QUESTIONS:
a – Decide whether each statement agrees with the landing distance steps, answering yes or no and quoting the words of the text that settle it. (i) The short-field landing type is the one commonly used. (ii) The temperature column to use is the one nearest to the temperature at the time of landing. (iii) The actual landing distance is the landing distance required, with nothing added.
b – In the landing distance steps, what obstacle height is used along with the ground roll to find the actual landing distance?
c – Write the next part of the landing distance steps, starting after their final sentence.

SELECTED EXCERPT:
Next, identify the landing type and the associated conditions. The landing type commonly used is the short-field landing type.
Identify the field pressure altitude on the table.
Identify the temperature at the time of landing and locate the corresponding column nearest to this identified temperature.
Move down the provided columns to the corresponding pressure altitude to determine the ground roll and distance needed to clear a 50-foot obstacle. This is the actual landing distance.
Take into consideration variables that affect the landing performance such as runway suitability, headwind, tailwind, etc. Then, add some additional distance to the actual landing distance to create some buffer room. Finally, this is the landing distance required.

[Dataset items]
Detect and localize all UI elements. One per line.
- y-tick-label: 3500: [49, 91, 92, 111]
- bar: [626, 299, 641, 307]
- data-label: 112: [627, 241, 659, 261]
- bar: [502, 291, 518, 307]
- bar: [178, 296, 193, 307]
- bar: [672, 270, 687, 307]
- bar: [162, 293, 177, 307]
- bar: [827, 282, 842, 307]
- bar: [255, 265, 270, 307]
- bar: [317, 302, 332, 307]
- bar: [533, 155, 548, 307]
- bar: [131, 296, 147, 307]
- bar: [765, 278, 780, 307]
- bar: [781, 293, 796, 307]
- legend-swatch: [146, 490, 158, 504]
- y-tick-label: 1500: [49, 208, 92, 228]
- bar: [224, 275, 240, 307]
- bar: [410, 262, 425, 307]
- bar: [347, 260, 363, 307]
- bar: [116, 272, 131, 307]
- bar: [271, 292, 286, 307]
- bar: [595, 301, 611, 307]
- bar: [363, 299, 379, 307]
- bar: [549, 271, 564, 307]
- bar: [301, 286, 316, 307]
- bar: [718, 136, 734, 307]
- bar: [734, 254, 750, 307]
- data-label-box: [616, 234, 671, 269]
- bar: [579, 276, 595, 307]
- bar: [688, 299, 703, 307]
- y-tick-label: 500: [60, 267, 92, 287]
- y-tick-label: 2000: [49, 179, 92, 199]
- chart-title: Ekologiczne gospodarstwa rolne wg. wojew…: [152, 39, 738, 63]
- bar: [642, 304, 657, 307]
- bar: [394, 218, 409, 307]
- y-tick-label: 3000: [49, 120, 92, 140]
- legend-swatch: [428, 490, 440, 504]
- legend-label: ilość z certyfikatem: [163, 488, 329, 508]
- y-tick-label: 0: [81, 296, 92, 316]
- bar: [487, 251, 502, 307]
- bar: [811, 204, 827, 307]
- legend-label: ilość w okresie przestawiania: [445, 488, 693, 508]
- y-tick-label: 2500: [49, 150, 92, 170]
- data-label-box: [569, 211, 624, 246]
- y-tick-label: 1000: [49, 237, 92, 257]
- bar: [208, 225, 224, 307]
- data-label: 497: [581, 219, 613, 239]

TASK-BY-TASK RESULTS:
a –
(i) Yes: "The landing type commonly used is the short-field landing type."
(ii) Yes: "locate the corresponding column nearest to this identified temperature."
(iii) No: "add some additional distance to the actual landing distance to create some buffer room. Finally, this is the landing distance required."

b – A 50-foot obstacle.

c –
Aircraft Landing Distance Chart
- M2: 2,590 ft
- CJ: 2,600 ft
- CJ1: 2,760 ft
- CJ2: 2,612 ft
- CJ3: 2,770 ft
- CJ4: 2,940 ft
- Citation 10: 2,733 ft
- Challenger 300: 2,290 ft
- Challenger 600: 3,050 ft
- Lear Jet 40: 4,060ft
- Lear Jet 60: 3,048 ft
- Global Express: 2,236 ft
- G200: 2,590 ft
- G280: 2,373 ft
- G450: 2,663 ft
- G500: 2,620 ft
- G550: 2,240 ft
- G600: 3,100 ft
- G650: 2-680 ft
- Falcon 50: 2,673 ft
- Falcon 900: 2,415 ft
- Falcon 2000: 2,260 ft
- Legacy 100: 2,430 ft
- Legacy 500: 2,114 ft
- Legacy 600: 2,683 ft
- Legacy 650: 2,346 ft
Landing distance is an important detail for every safe flight.
While passengers might not be too concerned with calculating landing distances for an airplane, pilots know of its importance. Inaccurate calculations will always spell problems no matter how many pilots fly a plane. So, knowing how to calculate landing distance and also doing it properly is paramount.